→ **ABOUT THIS EXERCISE**: Pictures stay out. Everything else in the entries is copied exactly.
┄┄┄┄┄┄
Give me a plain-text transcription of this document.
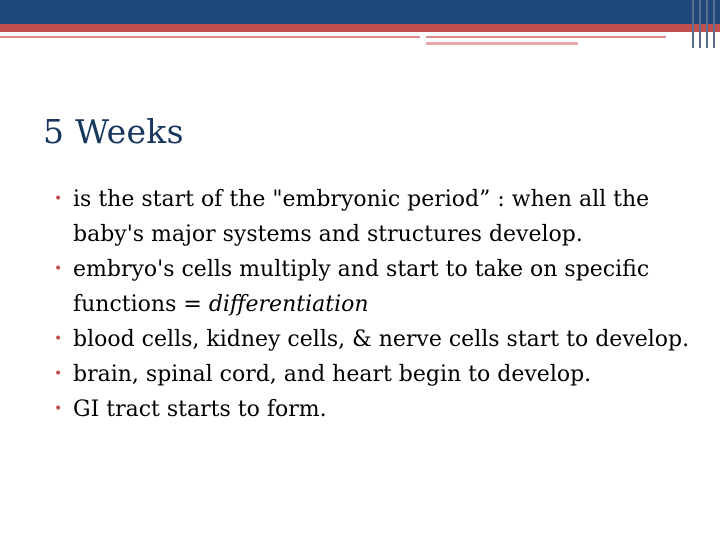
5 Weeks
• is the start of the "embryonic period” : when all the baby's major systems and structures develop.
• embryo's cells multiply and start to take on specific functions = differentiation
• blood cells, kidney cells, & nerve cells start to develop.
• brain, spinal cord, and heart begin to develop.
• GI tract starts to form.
┄┄┄┄┄┄
→ **RESPONSE TO THIS EXERCISE**:
Give me a plain-text transcription of this document.
5 Weeks
• is the start of the "embryonic period” : when all the baby's major systems and structures develop.
• embryo's cells multiply and start to take on specific functions = differentiation
• blood cells, kidney cells, & nerve cells start to develop.
• brain, spinal cord, and heart begin to develop.
• GI tract starts to form.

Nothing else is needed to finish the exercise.